STATED TASK:
The answer is a single number: how many lines hold the string "卫生水排放系统设计".

* Start *

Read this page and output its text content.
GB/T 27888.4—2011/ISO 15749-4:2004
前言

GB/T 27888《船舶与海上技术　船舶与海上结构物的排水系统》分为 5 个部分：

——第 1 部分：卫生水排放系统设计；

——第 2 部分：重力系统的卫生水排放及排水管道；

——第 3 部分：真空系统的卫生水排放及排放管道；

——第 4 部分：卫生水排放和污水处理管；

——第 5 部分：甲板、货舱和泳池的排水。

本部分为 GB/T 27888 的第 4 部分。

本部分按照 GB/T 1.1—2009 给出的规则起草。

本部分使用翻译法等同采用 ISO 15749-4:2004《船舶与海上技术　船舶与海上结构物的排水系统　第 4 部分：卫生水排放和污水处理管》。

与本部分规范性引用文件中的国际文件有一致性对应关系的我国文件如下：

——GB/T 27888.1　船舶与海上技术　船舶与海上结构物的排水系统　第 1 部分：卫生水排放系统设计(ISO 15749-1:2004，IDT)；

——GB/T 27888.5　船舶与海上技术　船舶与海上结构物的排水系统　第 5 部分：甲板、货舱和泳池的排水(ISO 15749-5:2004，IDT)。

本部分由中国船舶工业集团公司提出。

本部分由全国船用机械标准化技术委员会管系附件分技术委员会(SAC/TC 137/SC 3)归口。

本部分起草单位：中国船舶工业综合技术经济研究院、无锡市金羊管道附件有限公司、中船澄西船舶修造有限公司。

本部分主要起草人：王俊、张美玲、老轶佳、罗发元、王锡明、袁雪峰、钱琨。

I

* End *
* Start *

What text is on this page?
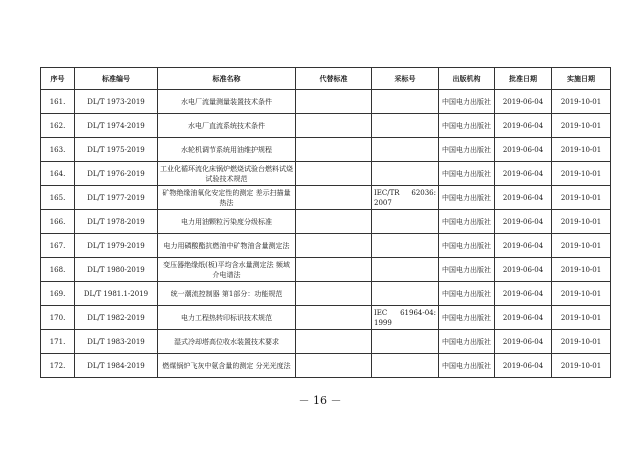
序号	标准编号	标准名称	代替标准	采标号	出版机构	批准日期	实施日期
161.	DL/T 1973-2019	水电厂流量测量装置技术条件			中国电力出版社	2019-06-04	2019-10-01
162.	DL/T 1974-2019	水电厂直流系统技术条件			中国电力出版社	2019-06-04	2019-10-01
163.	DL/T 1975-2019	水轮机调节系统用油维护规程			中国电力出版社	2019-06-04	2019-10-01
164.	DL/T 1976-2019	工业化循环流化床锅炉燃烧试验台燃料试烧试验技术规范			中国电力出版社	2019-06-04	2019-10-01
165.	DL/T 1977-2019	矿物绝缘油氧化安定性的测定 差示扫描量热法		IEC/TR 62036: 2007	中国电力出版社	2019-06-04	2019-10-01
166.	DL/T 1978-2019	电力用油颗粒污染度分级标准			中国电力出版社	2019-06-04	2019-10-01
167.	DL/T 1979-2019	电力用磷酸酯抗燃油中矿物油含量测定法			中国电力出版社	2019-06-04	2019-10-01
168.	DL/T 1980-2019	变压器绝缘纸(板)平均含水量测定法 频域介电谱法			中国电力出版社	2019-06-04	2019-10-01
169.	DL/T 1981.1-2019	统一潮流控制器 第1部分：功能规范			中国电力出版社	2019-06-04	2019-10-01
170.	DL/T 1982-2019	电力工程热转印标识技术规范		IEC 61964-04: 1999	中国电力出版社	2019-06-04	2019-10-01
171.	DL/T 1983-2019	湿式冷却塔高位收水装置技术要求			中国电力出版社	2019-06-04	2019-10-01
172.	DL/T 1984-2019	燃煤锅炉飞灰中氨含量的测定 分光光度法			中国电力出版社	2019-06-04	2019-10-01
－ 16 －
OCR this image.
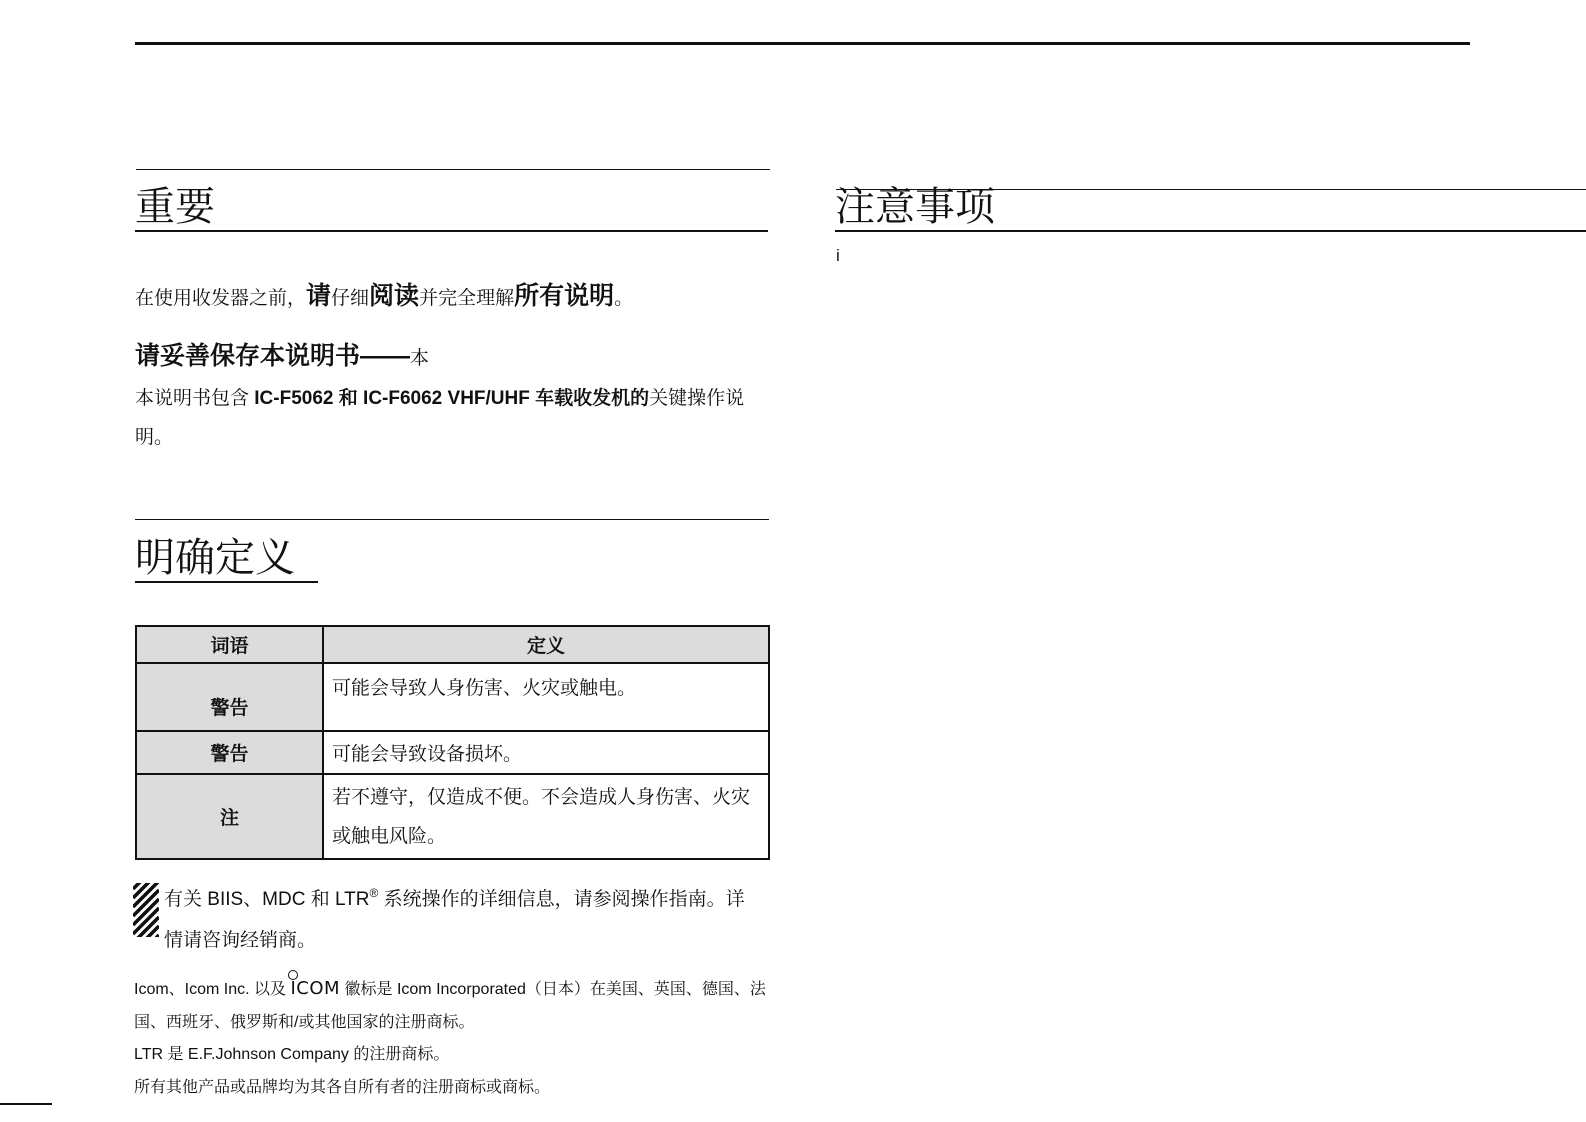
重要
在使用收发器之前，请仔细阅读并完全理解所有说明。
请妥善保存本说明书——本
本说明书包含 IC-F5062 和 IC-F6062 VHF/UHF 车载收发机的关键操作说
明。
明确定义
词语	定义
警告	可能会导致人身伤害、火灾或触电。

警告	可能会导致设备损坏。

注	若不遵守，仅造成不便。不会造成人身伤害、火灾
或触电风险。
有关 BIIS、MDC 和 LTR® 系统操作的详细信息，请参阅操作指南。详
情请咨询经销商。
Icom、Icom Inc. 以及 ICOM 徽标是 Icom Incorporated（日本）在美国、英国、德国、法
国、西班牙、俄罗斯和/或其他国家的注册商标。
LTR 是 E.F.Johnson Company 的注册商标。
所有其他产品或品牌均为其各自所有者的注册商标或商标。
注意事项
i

* End *

WRITTEN RESPONSE:
2